> SHORT EXERCISE:
Reproduce the records below exactly, leaving out any pictures.
==== SOURCE MATERIAL ====
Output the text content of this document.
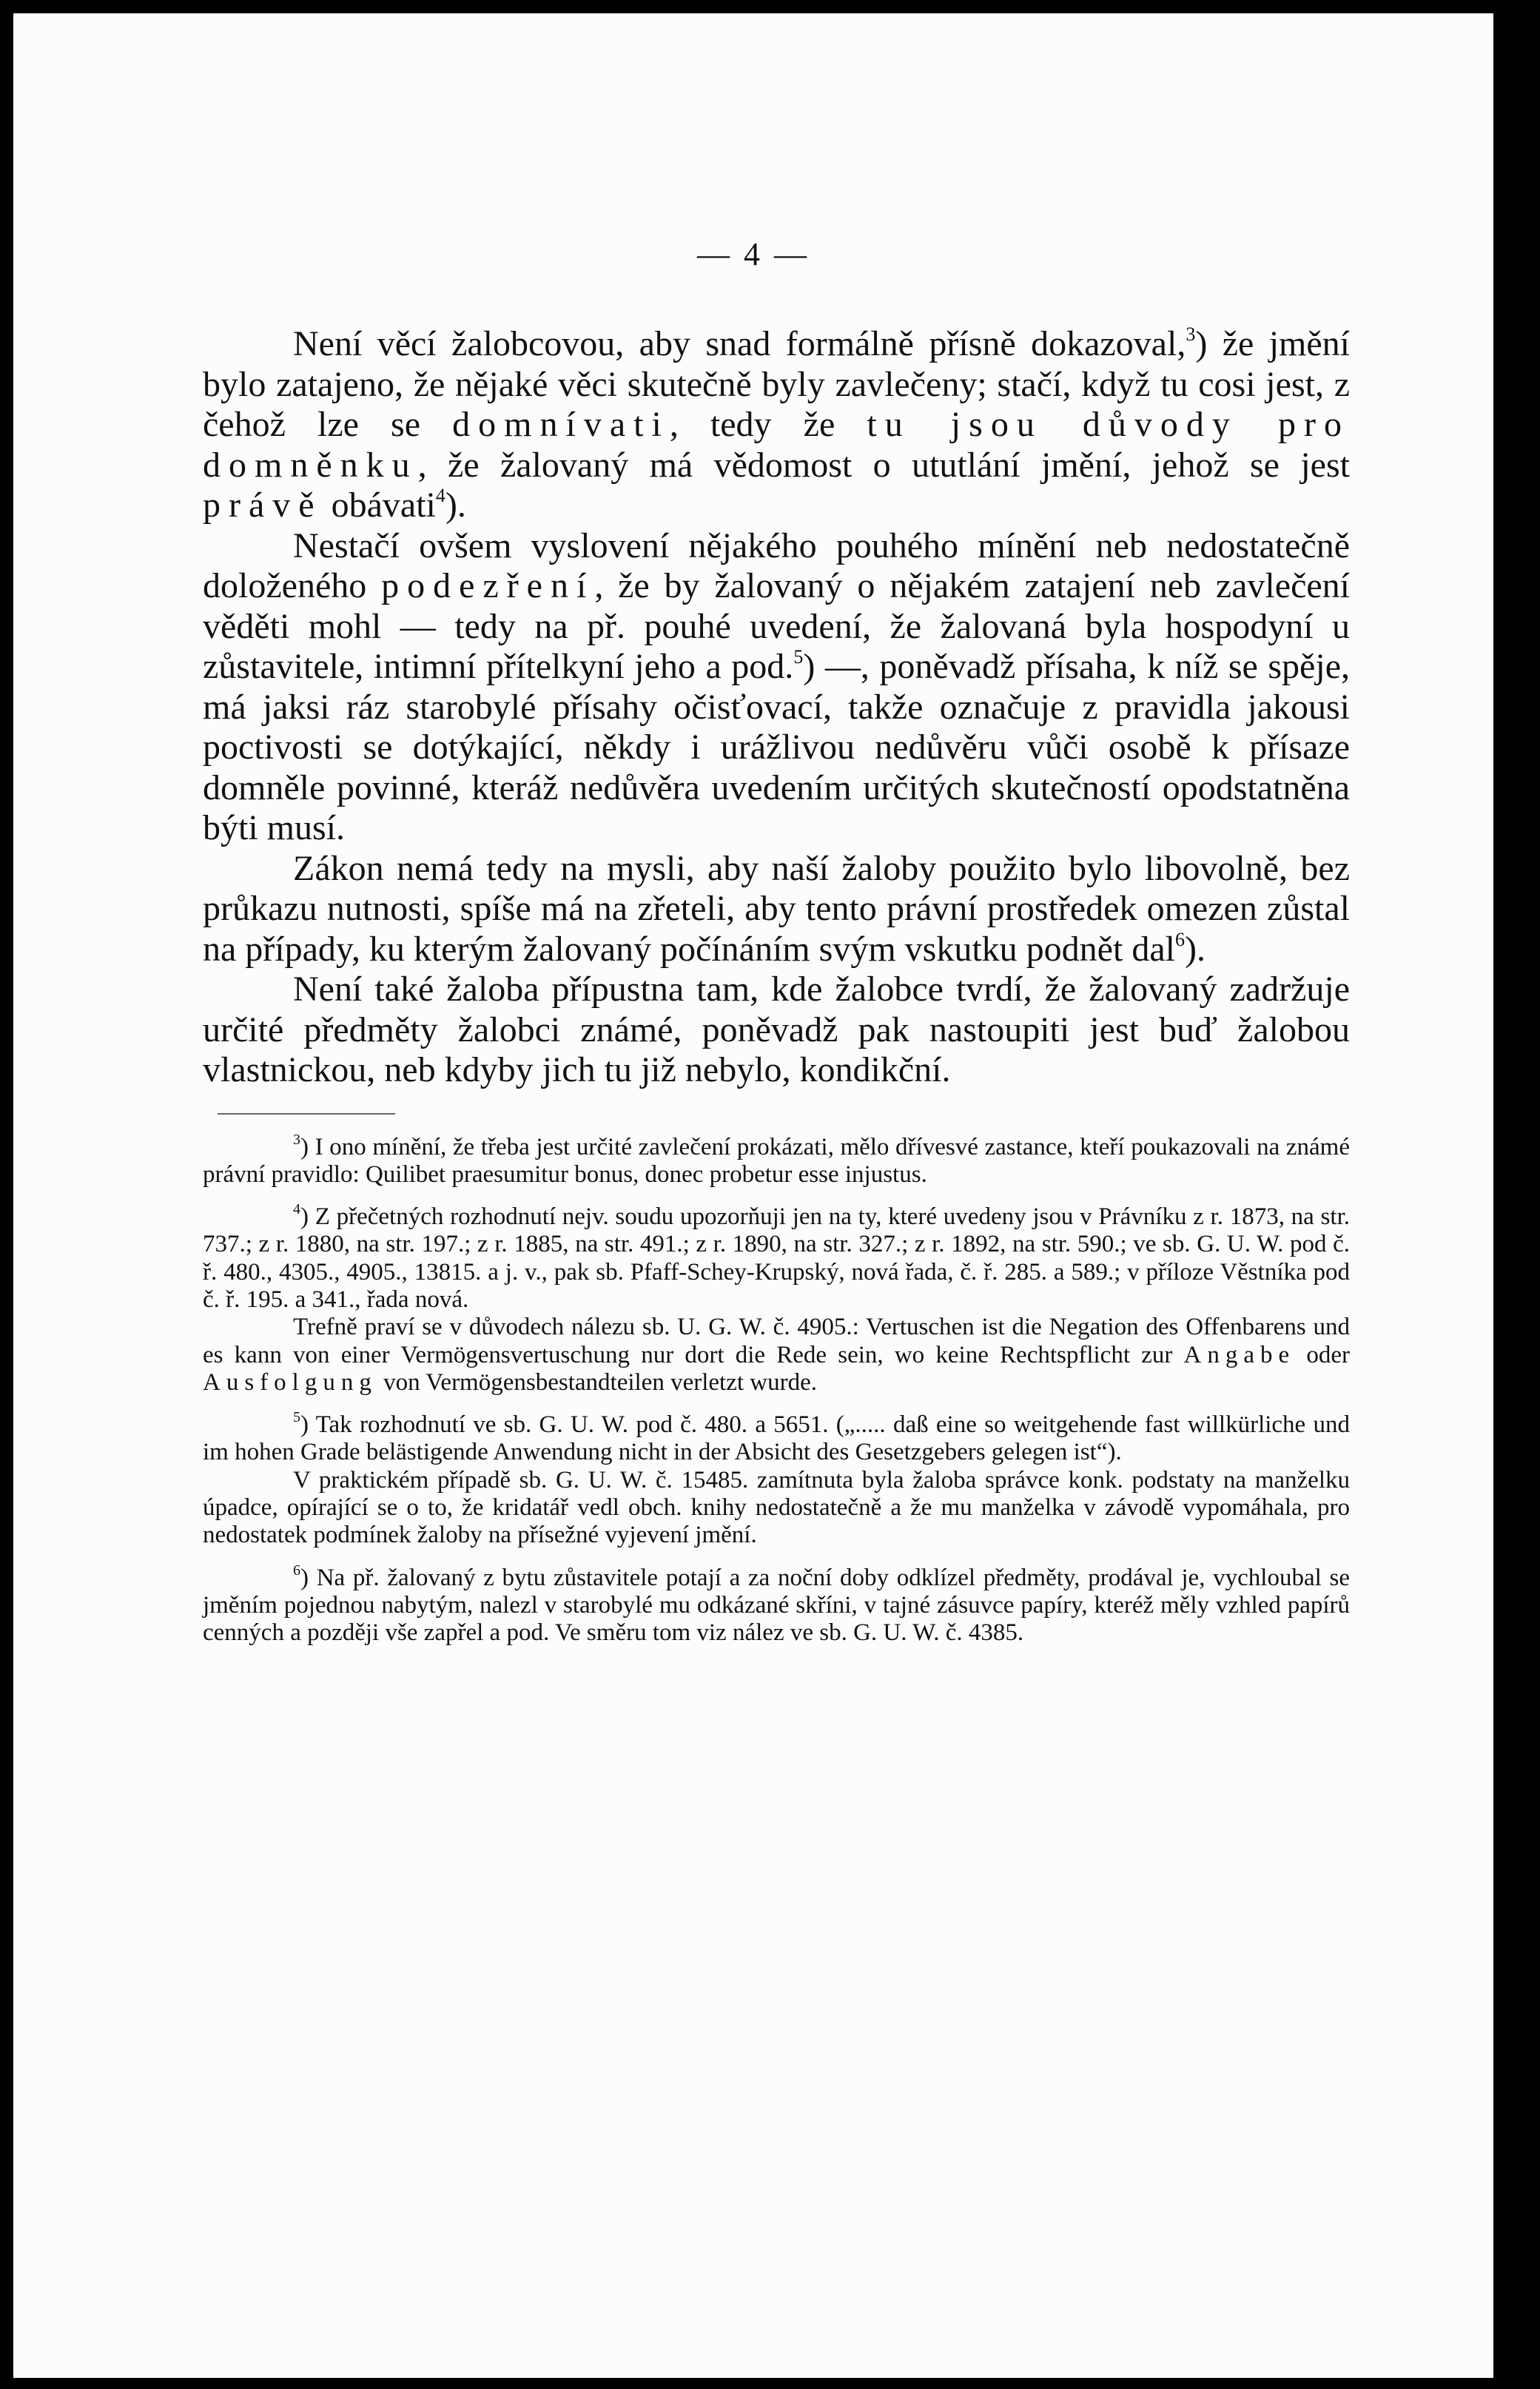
— 4 —

Není věcí žalobcovou, aby snad formálně přísně dokazoval,$^3$) že jmění bylo zatajeno, že nějaké věci skutečně byly zavlečeny; stačí, když tu cosi jest, z čehož lze se domnívati, tedy že tu jsou důvody pro domněnku, že žalovaný má vědomost o ututlání jmění, jehož se jest právě obávati$^4$).

Nestačí ovšem vyslovení nějakého pouhého mínění neb nedostatečně doloženého podezření, že by žalovaný o nějakém zatajení neb zavlečení věděti mohl — tedy na př. pouhé uvedení, že žalovaná byla hospodyní u zůstavitele, intimní přítelkyní jeho a pod.$^5$) —, poněvadž přísaha, k níž se spěje, má jaksi ráz starobylé přísahy očisťovací, takže označuje z pravidla jakousi poctivosti se dotýkající, někdy i urážlivou nedůvěru vůči osobě k přísaze domněle povinné, kteráž nedůvěra uvedením určitých skutečností opodstatněna býti musí.

Zákon nemá tedy na mysli, aby naší žaloby použito bylo libovolně, bez průkazu nutnosti, spíše má na zřeteli, aby tento právní prostředek omezen zůstal na případy, ku kterým žalovaný počínáním svým vskutku podnět dal$^6$).

Není také žaloba přípustna tam, kde žalobce tvrdí, že žalovaný zadržuje určité předměty žalobci známé, poněvadž pak nastoupiti jest buď žalobou vlastnickou, neb kdyby jich tu již nebylo, kondikční.

$^3$) I ono mínění, že třeba jest určité zavlečení prokázati, mělo dřívesvé zastance, kteří poukazovali na známé právní pravidlo: Quilibet praesumitur bonus, donec probetur esse injustus.

$^4$) Z přečetných rozhodnutí nejv. soudu upozorňuji jen na ty, které uvedeny jsou v Právníku z r. 1873, na str. 737.; z r. 1880, na str. 197.; z r. 1885, na str. 491.; z r. 1890, na str. 327.; z r. 1892, na str. 590.; ve sb. G. U. W. pod č. ř. 480., 4305., 4905., 13815. a j. v., pak sb. Pfaff-Schey-Krupský, nová řada, č. ř. 285. a 589.; v příloze Věstníka pod č. ř. 195. a 341., řada nová.

Trefně praví se v důvodech nálezu sb. U. G. W. č. 4905.: Vertuschen ist die Negation des Offenbarens und es kann von einer Vermögensvertuschung nur dort die Rede sein, wo keine Rechtspflicht zur Angabe oder Ausfolgung von Vermögensbestandteilen verletzt wurde.

$^5$) Tak rozhodnutí ve sb. G. U. W. pod č. 480. a 5651. („..... daß eine so weitgehende fast willkürliche und im hohen Grade belästigende Anwendung nicht in der Absicht des Gesetzgebers gelegen ist“).

V praktickém případě sb. G. U. W. č. 15485. zamítnuta byla žaloba správce konk. podstaty na manželku úpadce, opírající se o to, že kridatář vedl obch. knihy nedostatečně a že mu manželka v závodě vypomáhala, pro nedostatek podmínek žaloby na přísežné vyjevení jmění.

$^6$) Na př. žalovaný z bytu zůstavitele potají a za noční doby odklízel předměty, prodával je, vychloubal se jměním pojednou nabytým, nalezl v starobylé mu odkázané skříni, v tajné zásuvce papíry, kteréž měly vzhled papírů cenných a později vše zapřel a pod. Ve směru tom viz nález ve sb. G. U. W. č. 4385.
====
> PROBLEM SOLUTION:
Output the text content of this document.
— 4 —

Není věcí žalobcovou, aby snad formálně přísně dokazoval,$^3$) že jmění bylo zatajeno, že nějaké věci skutečně byly zavlečeny; stačí, když tu cosi jest, z čehož lze se domnívati, tedy že tu jsou důvody pro domněnku, že žalovaný má vědomost o ututlání jmění, jehož se jest právě obávati$^4$).

Nestačí ovšem vyslovení nějakého pouhého mínění neb nedostatečně doloženého podezření, že by žalovaný o nějakém zatajení neb zavlečení věděti mohl — tedy na př. pouhé uvedení, že žalovaná byla hospodyní u zůstavitele, intimní přítelkyní jeho a pod.$^5$) —, poněvadž přísaha, k níž se spěje, má jaksi ráz starobylé přísahy očisťovací, takže označuje z pravidla jakousi poctivosti se dotýkající, někdy i urážlivou nedůvěru vůči osobě k přísaze domněle povinné, kteráž nedůvěra uvedením určitých skutečností opodstatněna býti musí.

Zákon nemá tedy na mysli, aby naší žaloby použito bylo libovolně, bez průkazu nutnosti, spíše má na zřeteli, aby tento právní prostředek omezen zůstal na případy, ku kterým žalovaný počínáním svým vskutku podnět dal$^6$).

Není také žaloba přípustna tam, kde žalobce tvrdí, že žalovaný zadržuje určité předměty žalobci známé, poněvadž pak nastoupiti jest buď žalobou vlastnickou, neb kdyby jich tu již nebylo, kondikční.

$^3$) I ono mínění, že třeba jest určité zavlečení prokázati, mělo dřívesvé zastance, kteří poukazovali na známé právní pravidlo: Quilibet praesumitur bonus, donec probetur esse injustus.

$^4$) Z přečetných rozhodnutí nejv. soudu upozorňuji jen na ty, které uvedeny jsou v Právníku z r. 1873, na str. 737.; z r. 1880, na str. 197.; z r. 1885, na str. 491.; z r. 1890, na str. 327.; z r. 1892, na str. 590.; ve sb. G. U. W. pod č. ř. 480., 4305., 4905., 13815. a j. v., pak sb. Pfaff-Schey-Krupský, nová řada, č. ř. 285. a 589.; v příloze Věstníka pod č. ř. 195. a 341., řada nová.

Trefně praví se v důvodech nálezu sb. U. G. W. č. 4905.: Vertuschen ist die Negation des Offenbarens und es kann von einer Vermögensvertuschung nur dort die Rede sein, wo keine Rechtspflicht zur Angabe oder Ausfolgung von Vermögensbestandteilen verletzt wurde.

$^5$) Tak rozhodnutí ve sb. G. U. W. pod č. 480. a 5651. („..... daß eine so weitgehende fast willkürliche und im hohen Grade belästigende Anwendung nicht in der Absicht des Gesetzgebers gelegen ist“).

V praktickém případě sb. G. U. W. č. 15485. zamítnuta byla žaloba správce konk. podstaty na manželku úpadce, opírající se o to, že kridatář vedl obch. knihy nedostatečně a že mu manželka v závodě vypomáhala, pro nedostatek podmínek žaloby na přísežné vyjevení jmění.

$^6$) Na př. žalovaný z bytu zůstavitele potají a za noční doby odklízel předměty, prodával je, vychloubal se jměním pojednou nabytým, nalezl v starobylé mu odkázané skříni, v tajné zásuvce papíry, kteréž měly vzhled papírů cenných a později vše zapřel a pod. Ve směru tom viz nález ve sb. G. U. W. č. 4385.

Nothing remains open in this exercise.